→ **Your instructions**
Copy all of the items below character for character, leaving the pictures out of your answer.

====== Entries supplied ======

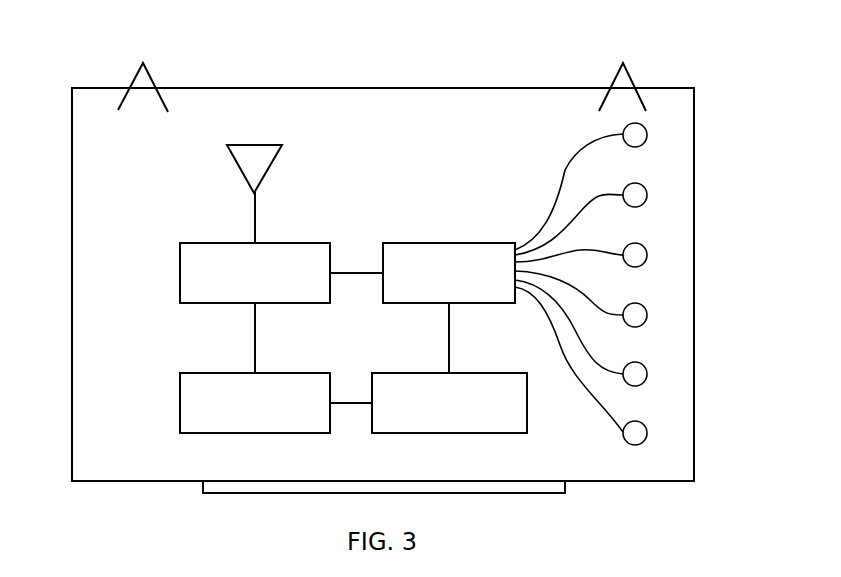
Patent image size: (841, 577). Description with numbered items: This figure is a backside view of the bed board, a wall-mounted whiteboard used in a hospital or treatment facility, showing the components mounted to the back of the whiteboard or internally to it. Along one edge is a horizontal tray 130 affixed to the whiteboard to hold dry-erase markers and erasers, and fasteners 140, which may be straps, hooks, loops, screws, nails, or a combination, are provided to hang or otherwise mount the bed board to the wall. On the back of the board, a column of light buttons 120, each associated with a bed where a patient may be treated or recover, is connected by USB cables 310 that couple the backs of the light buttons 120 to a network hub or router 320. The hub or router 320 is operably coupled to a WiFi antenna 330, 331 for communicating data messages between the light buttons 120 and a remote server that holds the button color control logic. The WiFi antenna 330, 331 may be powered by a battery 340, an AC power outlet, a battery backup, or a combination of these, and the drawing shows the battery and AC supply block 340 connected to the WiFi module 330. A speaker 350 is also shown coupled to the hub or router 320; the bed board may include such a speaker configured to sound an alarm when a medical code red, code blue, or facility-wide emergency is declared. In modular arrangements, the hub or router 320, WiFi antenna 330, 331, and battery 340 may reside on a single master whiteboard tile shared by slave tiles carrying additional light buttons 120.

The light buttons 120 is at (636, 136).
The horizontal tray 130 is at (552, 498).
The fasteners 140 is at (155, 68).
The USB cables 310 is at (562, 160).
The network hub or router 320 is at (422, 242).
The WiFi antenna 330 is at (287, 242).
The WiFi antenna 331 is at (252, 145).
The battery 340 is at (300, 372).
The speaker 350 is at (467, 372).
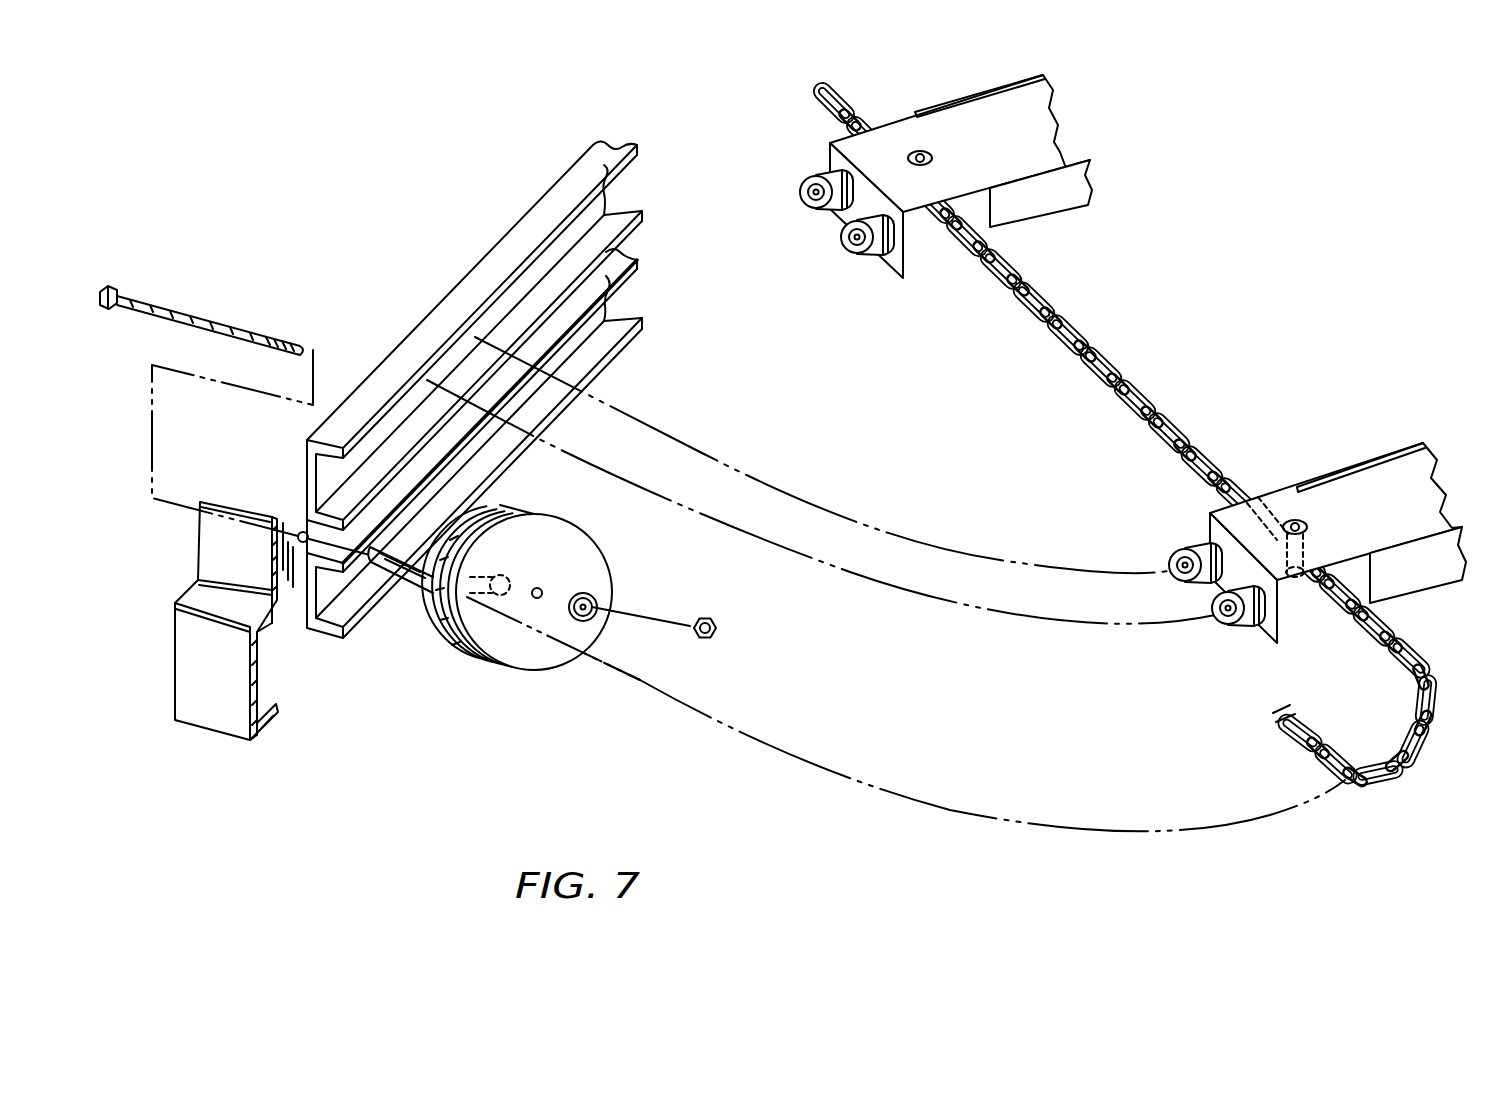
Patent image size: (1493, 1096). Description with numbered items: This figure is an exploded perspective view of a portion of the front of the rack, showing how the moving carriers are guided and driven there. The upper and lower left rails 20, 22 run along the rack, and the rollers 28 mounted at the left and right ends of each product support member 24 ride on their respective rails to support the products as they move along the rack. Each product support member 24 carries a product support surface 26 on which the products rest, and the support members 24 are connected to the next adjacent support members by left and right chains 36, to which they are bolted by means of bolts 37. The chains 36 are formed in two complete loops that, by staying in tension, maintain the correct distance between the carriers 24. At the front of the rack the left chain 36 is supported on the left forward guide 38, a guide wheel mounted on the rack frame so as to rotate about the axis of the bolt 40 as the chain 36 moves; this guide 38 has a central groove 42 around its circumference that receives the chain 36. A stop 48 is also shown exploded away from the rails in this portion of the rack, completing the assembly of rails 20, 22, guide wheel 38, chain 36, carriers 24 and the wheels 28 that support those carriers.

======

→ **Written answer**
Patent image size: (841, 577). Description with numbered items: This figure is a backside view of the bed board, a wall-mounted whiteboard used in a hospital or treatment facility, showing the components mounted to the back of the whiteboard or internally to it. Along one edge is a horizontal tray 130 affixed to the whiteboard to hold dry-erase markers and erasers, and fasteners 140, which may be straps, hooks, loops, screws, nails, or a combination, are provided to hang or otherwise mount the bed board to the wall. On the back of the board, a column of light buttons 120, each associated with a bed where a patient may be treated or recover, is connected by USB cables 310 that couple the backs of the light buttons 120 to a network hub or router 320. The hub or router 320 is operably coupled to a WiFi antenna 330, 331 for communicating data messages between the light buttons 120 and a remote server that holds the button color control logic. The WiFi antenna 330, 331 may be powered by a battery 340, an AC power outlet, a battery backup, or a combination of these, and the drawing shows the battery and AC supply block 340 connected to the WiFi module 330. A speaker 350 is also shown coupled to the hub or router 320; the bed board may include such a speaker configured to sound an alarm when a medical code red, code blue, or facility-wide emergency is declared. In modular arrangements, the hub or router 320, WiFi antenna 330, 331, and battery 340 may reside on a single master whiteboard tile shared by slave tiles carrying additional light buttons 120.

The light buttons 120 is at (636, 136).
The horizontal tray 130 is at (552, 498).
The fasteners 140 is at (155, 68).
The USB cables 310 is at (562, 160).
The network hub or router 320 is at (422, 242).
The WiFi antenna 330 is at (287, 242).
The WiFi antenna 331 is at (252, 145).
The battery 340 is at (300, 372).
The speaker 350 is at (467, 372).
Patent image size: (1493, 1096). Description with numbered items: This figure is an exploded perspective view of a portion of the front of the rack, showing how the moving carriers are guided and driven there. The upper and lower left rails 20, 22 run along the rack, and the rollers 28 mounted at the left and right ends of each product support member 24 ride on their respective rails to support the products as they move along the rack. Each product support member 24 carries a product support surface 26 on which the products rest, and the support members 24 are connected to the next adjacent support members by left and right chains 36, to which they are bolted by means of bolts 37. The chains 36 are formed in two complete loops that, by staying in tension, maintain the correct distance between the carriers 24. At the front of the rack the left chain 36 is supported on the left forward guide 38, a guide wheel mounted on the rack frame so as to rotate about the axis of the bolt 40 as the chain 36 moves; this guide 38 has a central groove 42 around its circumference that receives the chain 36. A stop 48 is also shown exploded away from the rails in this portion of the rack, completing the assembly of rails 20, 22, guide wheel 38, chain 36, carriers 24 and the wheels 28 that support those carriers.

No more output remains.